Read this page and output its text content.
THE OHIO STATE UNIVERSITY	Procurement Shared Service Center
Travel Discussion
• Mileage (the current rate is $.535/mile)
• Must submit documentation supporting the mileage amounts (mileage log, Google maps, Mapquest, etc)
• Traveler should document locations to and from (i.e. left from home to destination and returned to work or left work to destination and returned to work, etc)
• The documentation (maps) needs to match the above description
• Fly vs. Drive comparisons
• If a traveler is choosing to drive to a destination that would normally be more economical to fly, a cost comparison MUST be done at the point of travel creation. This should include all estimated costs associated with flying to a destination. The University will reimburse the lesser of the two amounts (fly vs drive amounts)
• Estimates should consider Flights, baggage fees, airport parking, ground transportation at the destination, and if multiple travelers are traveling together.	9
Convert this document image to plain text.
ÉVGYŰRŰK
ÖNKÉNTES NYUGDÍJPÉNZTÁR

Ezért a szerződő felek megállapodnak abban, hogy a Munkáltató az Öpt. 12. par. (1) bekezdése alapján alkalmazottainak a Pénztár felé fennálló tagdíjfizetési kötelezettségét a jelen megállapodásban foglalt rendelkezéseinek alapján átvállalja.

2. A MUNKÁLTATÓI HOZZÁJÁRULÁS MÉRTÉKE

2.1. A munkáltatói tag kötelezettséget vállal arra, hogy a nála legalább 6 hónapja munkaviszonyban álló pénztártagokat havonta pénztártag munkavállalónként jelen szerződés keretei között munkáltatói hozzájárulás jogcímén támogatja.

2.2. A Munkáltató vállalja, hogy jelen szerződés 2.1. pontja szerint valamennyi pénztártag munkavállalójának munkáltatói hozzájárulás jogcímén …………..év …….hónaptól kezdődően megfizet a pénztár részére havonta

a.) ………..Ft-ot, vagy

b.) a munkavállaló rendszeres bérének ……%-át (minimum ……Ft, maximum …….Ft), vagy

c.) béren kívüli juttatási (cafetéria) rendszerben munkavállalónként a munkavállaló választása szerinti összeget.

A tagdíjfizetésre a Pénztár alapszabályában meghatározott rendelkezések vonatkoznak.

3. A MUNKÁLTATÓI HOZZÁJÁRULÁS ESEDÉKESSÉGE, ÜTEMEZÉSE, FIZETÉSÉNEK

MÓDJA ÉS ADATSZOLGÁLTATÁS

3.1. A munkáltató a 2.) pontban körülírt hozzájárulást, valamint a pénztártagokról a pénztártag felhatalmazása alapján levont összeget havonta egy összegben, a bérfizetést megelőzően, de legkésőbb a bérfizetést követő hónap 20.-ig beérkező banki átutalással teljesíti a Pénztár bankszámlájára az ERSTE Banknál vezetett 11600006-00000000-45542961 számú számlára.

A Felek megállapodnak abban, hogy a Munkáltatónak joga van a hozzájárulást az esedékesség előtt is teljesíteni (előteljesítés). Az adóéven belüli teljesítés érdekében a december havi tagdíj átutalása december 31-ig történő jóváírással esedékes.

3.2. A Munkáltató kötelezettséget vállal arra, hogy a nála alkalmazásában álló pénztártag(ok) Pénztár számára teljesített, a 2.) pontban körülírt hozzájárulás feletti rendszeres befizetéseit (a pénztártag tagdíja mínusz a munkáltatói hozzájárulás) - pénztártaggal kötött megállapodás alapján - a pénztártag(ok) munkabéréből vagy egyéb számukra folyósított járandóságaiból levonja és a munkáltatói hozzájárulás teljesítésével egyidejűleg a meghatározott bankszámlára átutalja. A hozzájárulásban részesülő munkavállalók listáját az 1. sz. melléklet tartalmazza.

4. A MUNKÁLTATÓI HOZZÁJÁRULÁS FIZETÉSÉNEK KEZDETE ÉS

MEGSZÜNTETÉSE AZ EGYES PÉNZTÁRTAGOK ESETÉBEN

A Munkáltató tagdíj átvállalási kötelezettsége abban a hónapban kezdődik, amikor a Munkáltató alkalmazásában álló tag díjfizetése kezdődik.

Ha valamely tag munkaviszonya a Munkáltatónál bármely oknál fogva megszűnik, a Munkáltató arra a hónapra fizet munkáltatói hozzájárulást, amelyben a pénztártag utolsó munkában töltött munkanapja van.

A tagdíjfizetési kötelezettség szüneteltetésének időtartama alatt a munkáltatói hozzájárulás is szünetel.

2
________
__WHAT THIS TASK INVOLVES__:
State the number of lines in these entries that include the string "documentation". Provide nothing beyond that number.

__SOLUTION__:
2